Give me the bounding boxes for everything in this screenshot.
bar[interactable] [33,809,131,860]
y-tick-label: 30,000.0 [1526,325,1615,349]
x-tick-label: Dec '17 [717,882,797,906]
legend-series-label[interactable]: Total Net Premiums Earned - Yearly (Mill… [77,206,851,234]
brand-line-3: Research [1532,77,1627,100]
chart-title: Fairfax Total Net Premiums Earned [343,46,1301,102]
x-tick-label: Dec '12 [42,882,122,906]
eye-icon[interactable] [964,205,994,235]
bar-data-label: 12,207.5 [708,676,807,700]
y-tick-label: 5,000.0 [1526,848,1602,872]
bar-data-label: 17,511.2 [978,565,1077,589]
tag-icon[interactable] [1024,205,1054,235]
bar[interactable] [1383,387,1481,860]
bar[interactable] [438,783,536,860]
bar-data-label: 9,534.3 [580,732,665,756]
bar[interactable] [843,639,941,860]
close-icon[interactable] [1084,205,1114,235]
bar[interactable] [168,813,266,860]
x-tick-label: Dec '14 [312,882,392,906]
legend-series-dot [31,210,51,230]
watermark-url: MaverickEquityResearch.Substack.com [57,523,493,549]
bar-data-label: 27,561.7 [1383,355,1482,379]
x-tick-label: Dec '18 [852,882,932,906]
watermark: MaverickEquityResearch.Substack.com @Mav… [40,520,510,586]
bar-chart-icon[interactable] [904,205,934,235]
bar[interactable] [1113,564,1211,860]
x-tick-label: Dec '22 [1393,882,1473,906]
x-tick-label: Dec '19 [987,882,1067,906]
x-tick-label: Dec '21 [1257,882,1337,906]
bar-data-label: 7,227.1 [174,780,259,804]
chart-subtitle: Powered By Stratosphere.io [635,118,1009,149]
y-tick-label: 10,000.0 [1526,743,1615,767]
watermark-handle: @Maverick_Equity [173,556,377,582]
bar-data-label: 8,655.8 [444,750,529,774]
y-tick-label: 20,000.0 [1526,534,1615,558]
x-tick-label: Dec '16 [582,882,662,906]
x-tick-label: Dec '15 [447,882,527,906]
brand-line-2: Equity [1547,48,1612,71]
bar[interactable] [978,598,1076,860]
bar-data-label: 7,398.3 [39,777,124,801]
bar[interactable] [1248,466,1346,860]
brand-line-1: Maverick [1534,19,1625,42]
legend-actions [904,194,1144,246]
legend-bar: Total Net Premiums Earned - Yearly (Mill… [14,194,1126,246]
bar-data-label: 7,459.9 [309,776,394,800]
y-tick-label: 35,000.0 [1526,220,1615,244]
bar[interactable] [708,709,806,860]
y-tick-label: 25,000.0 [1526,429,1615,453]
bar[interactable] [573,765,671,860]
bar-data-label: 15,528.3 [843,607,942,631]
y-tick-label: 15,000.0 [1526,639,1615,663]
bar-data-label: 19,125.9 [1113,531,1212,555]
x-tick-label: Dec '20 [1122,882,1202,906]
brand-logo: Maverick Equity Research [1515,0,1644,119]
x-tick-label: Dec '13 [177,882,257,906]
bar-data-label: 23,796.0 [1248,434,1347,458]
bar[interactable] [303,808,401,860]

--

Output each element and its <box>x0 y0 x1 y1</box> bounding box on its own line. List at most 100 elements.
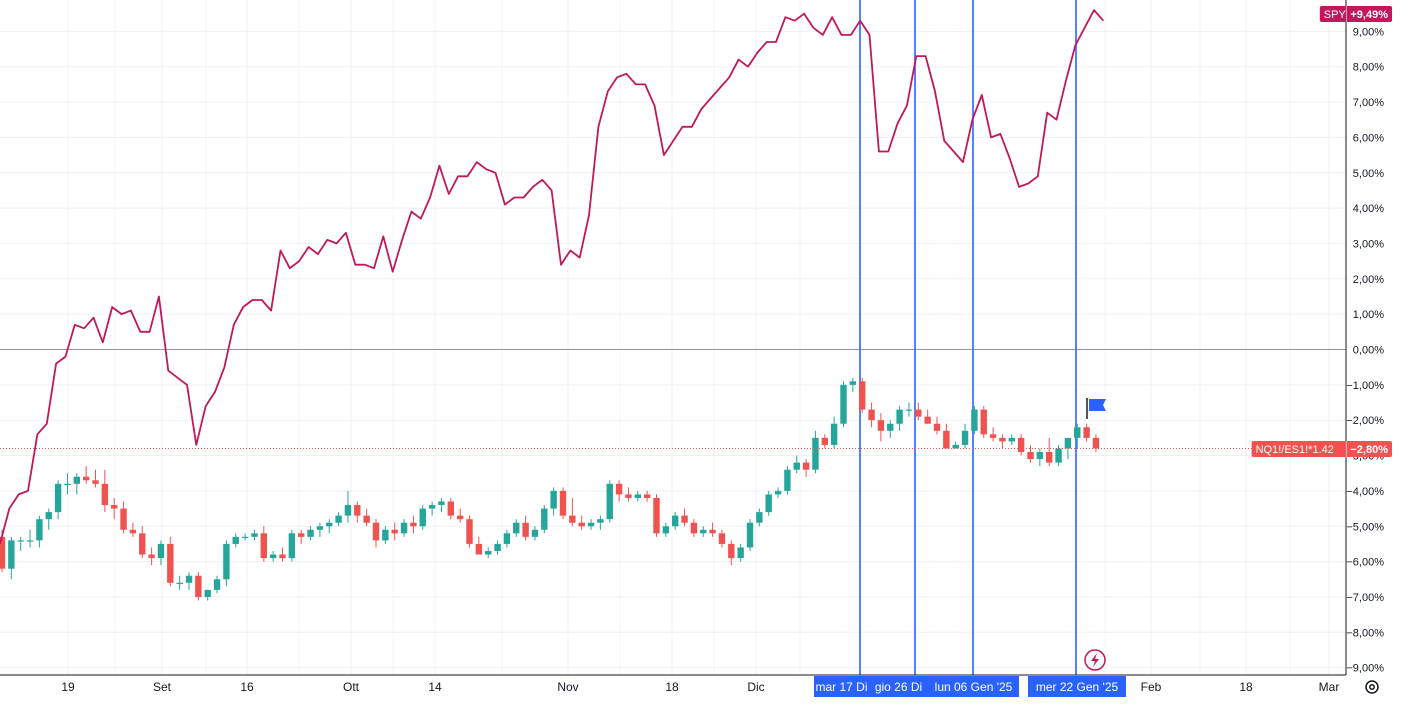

▶ **What you need to do**: Convert the data from the line containing "Give me the" down through the line containing "bar-data-label: 7,227.1 [174,780,259,804]" into a two-column CSV with the headers input and output, giving one row per input and its output. Put each value in a single quoted field, and replace any line breaks inside it with spaces.

▶ **The answer**:
input,output
"Give me the bounding boxes for everything in this screenshot.","bar[interactable] [33,809,131,860] y-tick-label: 30,000.0 [1526,325,1615,349] x-tick-label: Dec '17 [717,882,797,906] legend-series-label[interactable]: Total Net Premiums Earned - Yearly (Mill… [77,206,851,234] brand-line-3: Research [1532,77,1627,100] chart-title: Fairfax Total Net Premiums Earned [343,46,1301,102] x-tick-label: Dec '12 [42,882,122,906] eye-icon[interactable] [964,205,994,235] bar-data-label: 12,207.5 [708,676,807,700] y-tick-label: 5,000.0 [1526,848,1602,872] bar-data-label: 17,511.2 [978,565,1077,589] tag-icon[interactable] [1024,205,1054,235] bar[interactable] [1383,387,1481,860] bar[interactable] [438,783,536,860] bar-data-label: 9,534.3 [580,732,665,756] bar[interactable] [843,639,941,860] close-icon[interactable] [1084,205,1114,235] bar[interactable] [168,813,266,860] x-tick-label: Dec '14 [312,882,392,906] legend-series-dot [31,210,51,230] watermark-url: MaverickEquityResearch.Substack.com [57,523,493,549] bar-data-label: 27,561.7 [1383,355,1482,379] x-tick-label: Dec '18 [852,882,932,906] watermark: MaverickEquityResearch.Substack.com @Mav… [40,520,510,586] bar-chart-icon[interactable] [904,205,934,235] bar[interactable] [1113,564,1211,860] x-tick-label: Dec '22 [1393,882,1473,906] x-tick-label: Dec '19 [987,882,1067,906] x-tick-label: Dec '21 [1257,882,1337,906] bar-data-label: 7,227.1 [174,780,259,804]"